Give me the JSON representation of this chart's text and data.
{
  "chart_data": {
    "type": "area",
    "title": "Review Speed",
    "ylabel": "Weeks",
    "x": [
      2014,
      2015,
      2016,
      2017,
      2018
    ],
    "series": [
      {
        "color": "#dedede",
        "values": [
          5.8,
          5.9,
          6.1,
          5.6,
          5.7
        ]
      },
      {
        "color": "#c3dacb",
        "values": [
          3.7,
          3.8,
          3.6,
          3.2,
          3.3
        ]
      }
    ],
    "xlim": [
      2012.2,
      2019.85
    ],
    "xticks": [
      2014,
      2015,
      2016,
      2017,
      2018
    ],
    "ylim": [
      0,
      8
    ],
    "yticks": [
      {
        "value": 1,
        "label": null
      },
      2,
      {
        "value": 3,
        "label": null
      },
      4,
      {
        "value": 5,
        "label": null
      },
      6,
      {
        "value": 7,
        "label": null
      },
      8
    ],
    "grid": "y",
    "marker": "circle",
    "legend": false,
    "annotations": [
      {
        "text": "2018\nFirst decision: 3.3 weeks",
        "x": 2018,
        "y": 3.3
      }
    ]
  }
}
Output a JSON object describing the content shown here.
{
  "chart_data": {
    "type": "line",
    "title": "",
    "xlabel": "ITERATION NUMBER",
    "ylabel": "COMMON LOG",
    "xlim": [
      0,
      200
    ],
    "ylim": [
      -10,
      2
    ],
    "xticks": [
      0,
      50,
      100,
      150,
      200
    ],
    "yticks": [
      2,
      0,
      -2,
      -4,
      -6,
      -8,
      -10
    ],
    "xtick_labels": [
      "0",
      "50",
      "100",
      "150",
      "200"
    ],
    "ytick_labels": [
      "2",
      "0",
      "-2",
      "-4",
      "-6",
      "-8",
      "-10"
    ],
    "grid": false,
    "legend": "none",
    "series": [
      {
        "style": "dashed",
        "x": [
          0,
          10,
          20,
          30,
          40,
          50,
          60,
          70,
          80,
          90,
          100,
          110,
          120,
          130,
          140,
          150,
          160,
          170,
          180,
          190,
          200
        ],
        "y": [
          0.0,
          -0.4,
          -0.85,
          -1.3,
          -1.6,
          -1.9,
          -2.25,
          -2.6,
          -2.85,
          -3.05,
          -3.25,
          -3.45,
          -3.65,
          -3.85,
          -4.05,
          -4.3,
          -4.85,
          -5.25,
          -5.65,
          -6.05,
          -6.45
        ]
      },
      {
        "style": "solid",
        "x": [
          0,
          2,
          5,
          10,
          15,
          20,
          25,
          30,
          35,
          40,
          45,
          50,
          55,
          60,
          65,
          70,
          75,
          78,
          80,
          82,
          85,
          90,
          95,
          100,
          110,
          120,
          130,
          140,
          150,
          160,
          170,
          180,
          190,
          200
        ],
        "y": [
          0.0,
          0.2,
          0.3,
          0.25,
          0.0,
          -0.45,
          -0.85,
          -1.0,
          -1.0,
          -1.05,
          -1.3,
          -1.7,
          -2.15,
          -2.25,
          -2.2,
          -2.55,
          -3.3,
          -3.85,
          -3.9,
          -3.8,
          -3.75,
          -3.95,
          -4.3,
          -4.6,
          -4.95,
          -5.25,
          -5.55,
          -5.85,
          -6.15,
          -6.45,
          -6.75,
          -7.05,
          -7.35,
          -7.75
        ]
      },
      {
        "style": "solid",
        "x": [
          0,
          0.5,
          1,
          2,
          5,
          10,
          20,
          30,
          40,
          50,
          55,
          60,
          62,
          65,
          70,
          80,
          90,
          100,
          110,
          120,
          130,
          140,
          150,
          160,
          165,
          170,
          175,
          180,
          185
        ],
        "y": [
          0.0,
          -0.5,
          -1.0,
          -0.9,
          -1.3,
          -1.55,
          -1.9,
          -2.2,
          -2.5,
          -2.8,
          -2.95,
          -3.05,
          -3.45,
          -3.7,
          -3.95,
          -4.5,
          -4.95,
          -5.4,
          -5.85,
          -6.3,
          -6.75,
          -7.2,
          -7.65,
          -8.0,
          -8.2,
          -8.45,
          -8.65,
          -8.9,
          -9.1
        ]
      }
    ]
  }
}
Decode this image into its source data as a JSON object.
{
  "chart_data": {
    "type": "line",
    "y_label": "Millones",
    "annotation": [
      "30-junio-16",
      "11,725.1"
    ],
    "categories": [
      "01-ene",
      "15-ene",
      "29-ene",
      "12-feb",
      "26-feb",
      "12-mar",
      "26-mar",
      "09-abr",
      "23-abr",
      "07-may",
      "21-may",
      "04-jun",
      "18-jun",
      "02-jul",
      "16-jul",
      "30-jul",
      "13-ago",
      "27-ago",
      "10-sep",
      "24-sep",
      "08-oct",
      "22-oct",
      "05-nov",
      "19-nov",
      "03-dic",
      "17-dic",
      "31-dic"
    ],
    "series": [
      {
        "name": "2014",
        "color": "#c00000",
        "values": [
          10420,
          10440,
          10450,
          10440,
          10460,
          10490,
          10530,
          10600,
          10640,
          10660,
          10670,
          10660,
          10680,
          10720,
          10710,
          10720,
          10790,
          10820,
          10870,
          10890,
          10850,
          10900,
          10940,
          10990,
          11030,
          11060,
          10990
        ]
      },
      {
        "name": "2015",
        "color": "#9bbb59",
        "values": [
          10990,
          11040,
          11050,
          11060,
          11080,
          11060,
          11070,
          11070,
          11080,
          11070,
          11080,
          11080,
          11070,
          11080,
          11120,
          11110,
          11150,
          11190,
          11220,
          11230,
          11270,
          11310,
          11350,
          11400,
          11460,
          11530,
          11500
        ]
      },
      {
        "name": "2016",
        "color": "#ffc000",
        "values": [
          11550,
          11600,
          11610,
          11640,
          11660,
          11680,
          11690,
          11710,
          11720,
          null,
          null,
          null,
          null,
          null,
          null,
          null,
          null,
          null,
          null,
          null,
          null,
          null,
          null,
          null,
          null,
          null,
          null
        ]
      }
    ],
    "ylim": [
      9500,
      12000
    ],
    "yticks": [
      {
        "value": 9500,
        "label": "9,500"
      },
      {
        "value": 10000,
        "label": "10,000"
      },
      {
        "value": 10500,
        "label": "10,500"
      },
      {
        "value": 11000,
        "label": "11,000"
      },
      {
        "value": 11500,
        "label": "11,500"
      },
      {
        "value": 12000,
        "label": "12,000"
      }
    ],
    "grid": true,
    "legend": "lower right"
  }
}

================================

### Set task
Your answer should be one number: how many lines in the material above contain the string "color".

### Exercise response
5